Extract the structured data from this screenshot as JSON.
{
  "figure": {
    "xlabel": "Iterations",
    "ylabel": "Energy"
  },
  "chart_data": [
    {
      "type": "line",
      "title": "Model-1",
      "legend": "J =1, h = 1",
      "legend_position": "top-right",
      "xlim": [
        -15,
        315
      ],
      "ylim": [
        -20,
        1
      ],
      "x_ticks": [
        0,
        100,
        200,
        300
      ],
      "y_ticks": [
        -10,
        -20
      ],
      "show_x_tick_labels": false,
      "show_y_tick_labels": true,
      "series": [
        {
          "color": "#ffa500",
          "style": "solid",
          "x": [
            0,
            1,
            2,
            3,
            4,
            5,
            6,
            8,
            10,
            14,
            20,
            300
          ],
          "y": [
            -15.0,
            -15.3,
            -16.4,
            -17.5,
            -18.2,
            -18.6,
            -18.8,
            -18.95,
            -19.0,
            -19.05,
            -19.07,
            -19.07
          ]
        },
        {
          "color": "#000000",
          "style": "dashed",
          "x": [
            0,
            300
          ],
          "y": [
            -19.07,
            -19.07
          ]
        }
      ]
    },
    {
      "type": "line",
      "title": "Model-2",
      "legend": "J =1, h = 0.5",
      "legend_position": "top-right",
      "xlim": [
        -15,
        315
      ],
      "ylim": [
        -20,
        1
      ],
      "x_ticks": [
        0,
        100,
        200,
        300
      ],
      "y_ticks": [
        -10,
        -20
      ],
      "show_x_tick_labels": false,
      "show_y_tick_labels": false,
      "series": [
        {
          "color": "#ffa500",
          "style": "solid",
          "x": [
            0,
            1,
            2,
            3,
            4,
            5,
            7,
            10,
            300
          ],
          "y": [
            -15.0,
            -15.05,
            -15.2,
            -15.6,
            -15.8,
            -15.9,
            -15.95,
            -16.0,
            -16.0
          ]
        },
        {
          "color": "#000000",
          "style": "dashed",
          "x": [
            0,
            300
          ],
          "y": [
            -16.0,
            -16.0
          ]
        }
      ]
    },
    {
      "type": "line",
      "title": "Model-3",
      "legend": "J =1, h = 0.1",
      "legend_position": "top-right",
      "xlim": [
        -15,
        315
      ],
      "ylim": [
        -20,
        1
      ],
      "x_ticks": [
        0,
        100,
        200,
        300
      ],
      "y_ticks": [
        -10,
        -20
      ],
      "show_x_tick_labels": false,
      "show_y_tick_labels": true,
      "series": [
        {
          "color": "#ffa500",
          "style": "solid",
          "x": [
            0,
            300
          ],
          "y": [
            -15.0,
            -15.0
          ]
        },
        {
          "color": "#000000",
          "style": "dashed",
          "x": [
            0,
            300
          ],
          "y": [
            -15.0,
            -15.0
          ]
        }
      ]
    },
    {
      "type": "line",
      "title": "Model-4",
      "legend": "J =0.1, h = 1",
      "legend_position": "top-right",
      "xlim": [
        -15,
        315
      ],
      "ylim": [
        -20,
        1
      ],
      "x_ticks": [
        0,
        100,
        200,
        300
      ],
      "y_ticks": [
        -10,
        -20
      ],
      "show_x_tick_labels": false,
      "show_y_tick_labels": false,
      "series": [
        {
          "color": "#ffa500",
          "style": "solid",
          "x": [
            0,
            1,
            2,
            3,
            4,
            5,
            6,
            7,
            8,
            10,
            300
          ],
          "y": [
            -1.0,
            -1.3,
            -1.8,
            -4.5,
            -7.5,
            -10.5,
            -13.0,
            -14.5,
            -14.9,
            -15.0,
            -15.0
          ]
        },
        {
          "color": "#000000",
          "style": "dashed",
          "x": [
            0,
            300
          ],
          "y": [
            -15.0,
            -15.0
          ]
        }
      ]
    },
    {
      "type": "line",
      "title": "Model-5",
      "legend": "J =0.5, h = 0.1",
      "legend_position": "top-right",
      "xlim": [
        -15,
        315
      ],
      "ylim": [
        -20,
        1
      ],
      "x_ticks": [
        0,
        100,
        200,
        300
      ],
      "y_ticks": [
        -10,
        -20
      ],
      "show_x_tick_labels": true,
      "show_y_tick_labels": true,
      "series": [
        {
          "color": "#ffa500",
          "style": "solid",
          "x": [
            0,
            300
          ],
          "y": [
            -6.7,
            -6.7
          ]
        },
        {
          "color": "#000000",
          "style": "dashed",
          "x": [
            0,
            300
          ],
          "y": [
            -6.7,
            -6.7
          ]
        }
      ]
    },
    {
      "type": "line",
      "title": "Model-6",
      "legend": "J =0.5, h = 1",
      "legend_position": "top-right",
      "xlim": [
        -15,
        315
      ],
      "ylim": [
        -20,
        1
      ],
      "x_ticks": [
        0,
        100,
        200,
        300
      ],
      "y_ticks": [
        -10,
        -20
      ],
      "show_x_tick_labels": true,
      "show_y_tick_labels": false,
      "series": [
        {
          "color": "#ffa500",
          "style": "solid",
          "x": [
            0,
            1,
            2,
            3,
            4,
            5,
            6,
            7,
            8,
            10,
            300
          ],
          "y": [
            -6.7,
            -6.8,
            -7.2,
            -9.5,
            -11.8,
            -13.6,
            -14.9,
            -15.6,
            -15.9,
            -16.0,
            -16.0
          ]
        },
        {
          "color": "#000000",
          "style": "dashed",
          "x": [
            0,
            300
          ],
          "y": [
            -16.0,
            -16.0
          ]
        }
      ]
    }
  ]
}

....

Repeat the listing in full, keeping every line exactly as it is.

- [TASK RESULT]:
Extract the structured data from this screenshot as JSON.
{
  "figure": {
    "xlabel": "Iterations",
    "ylabel": "Energy"
  },
  "chart_data": [
    {
      "type": "line",
      "title": "Model-1",
      "legend": "J =1, h = 1",
      "legend_position": "top-right",
      "xlim": [
        -15,
        315
      ],
      "ylim": [
        -20,
        1
      ],
      "x_ticks": [
        0,
        100,
        200,
        300
      ],
      "y_ticks": [
        -10,
        -20
      ],
      "show_x_tick_labels": false,
      "show_y_tick_labels": true,
      "series": [
        {
          "color": "#ffa500",
          "style": "solid",
          "x": [
            0,
            1,
            2,
            3,
            4,
            5,
            6,
            8,
            10,
            14,
            20,
            300
          ],
          "y": [
            -15.0,
            -15.3,
            -16.4,
            -17.5,
            -18.2,
            -18.6,
            -18.8,
            -18.95,
            -19.0,
            -19.05,
            -19.07,
            -19.07
          ]
        },
        {
          "color": "#000000",
          "style": "dashed",
          "x": [
            0,
            300
          ],
          "y": [
            -19.07,
            -19.07
          ]
        }
      ]
    },
    {
      "type": "line",
      "title": "Model-2",
      "legend": "J =1, h = 0.5",
      "legend_position": "top-right",
      "xlim": [
        -15,
        315
      ],
      "ylim": [
        -20,
        1
      ],
      "x_ticks": [
        0,
        100,
        200,
        300
      ],
      "y_ticks": [
        -10,
        -20
      ],
      "show_x_tick_labels": false,
      "show_y_tick_labels": false,
      "series": [
        {
          "color": "#ffa500",
          "style": "solid",
          "x": [
            0,
            1,
            2,
            3,
            4,
            5,
            7,
            10,
            300
          ],
          "y": [
            -15.0,
            -15.05,
            -15.2,
            -15.6,
            -15.8,
            -15.9,
            -15.95,
            -16.0,
            -16.0
          ]
        },
        {
          "color": "#000000",
          "style": "dashed",
          "x": [
            0,
            300
          ],
          "y": [
            -16.0,
            -16.0
          ]
        }
      ]
    },
    {
      "type": "line",
      "title": "Model-3",
      "legend": "J =1, h = 0.1",
      "legend_position": "top-right",
      "xlim": [
        -15,
        315
      ],
      "ylim": [
        -20,
        1
      ],
      "x_ticks": [
        0,
        100,
        200,
        300
      ],
      "y_ticks": [
        -10,
        -20
      ],
      "show_x_tick_labels": false,
      "show_y_tick_labels": true,
      "series": [
        {
          "color": "#ffa500",
          "style": "solid",
          "x": [
            0,
            300
          ],
          "y": [
            -15.0,
            -15.0
          ]
        },
        {
          "color": "#000000",
          "style": "dashed",
          "x": [
            0,
            300
          ],
          "y": [
            -15.0,
            -15.0
          ]
        }
      ]
    },
    {
      "type": "line",
      "title": "Model-4",
      "legend": "J =0.1, h = 1",
      "legend_position": "top-right",
      "xlim": [
        -15,
        315
      ],
      "ylim": [
        -20,
        1
      ],
      "x_ticks": [
        0,
        100,
        200,
        300
      ],
      "y_ticks": [
        -10,
        -20
      ],
      "show_x_tick_labels": false,
      "show_y_tick_labels": false,
      "series": [
        {
          "color": "#ffa500",
          "style": "solid",
          "x": [
            0,
            1,
            2,
            3,
            4,
            5,
            6,
            7,
            8,
            10,
            300
          ],
          "y": [
            -1.0,
            -1.3,
            -1.8,
            -4.5,
            -7.5,
            -10.5,
            -13.0,
            -14.5,
            -14.9,
            -15.0,
            -15.0
          ]
        },
        {
          "color": "#000000",
          "style": "dashed",
          "x": [
            0,
            300
          ],
          "y": [
            -15.0,
            -15.0
          ]
        }
      ]
    },
    {
      "type": "line",
      "title": "Model-5",
      "legend": "J =0.5, h = 0.1",
      "legend_position": "top-right",
      "xlim": [
        -15,
        315
      ],
      "ylim": [
        -20,
        1
      ],
      "x_ticks": [
        0,
        100,
        200,
        300
      ],
      "y_ticks": [
        -10,
        -20
      ],
      "show_x_tick_labels": true,
      "show_y_tick_labels": true,
      "series": [
        {
          "color": "#ffa500",
          "style": "solid",
          "x": [
            0,
            300
          ],
          "y": [
            -6.7,
            -6.7
          ]
        },
        {
          "color": "#000000",
          "style": "dashed",
          "x": [
            0,
            300
          ],
          "y": [
            -6.7,
            -6.7
          ]
        }
      ]
    },
    {
      "type": "line",
      "title": "Model-6",
      "legend": "J =0.5, h = 1",
      "legend_position": "top-right",
      "xlim": [
        -15,
        315
      ],
      "ylim": [
        -20,
        1
      ],
      "x_ticks": [
        0,
        100,
        200,
        300
      ],
      "y_ticks": [
        -10,
        -20
      ],
      "show_x_tick_labels": true,
      "show_y_tick_labels": false,
      "series": [
        {
          "color": "#ffa500",
          "style": "solid",
          "x": [
            0,
            1,
            2,
            3,
            4,
            5,
            6,
            7,
            8,
            10,
            300
          ],
          "y": [
            -6.7,
            -6.8,
            -7.2,
            -9.5,
            -11.8,
            -13.6,
            -14.9,
            -15.6,
            -15.9,
            -16.0,
            -16.0
          ]
        },
        {
          "color": "#000000",
          "style": "dashed",
          "x": [
            0,
            300
          ],
          "y": [
            -16.0,
            -16.0
          ]
        }
      ]
    }
  ]
}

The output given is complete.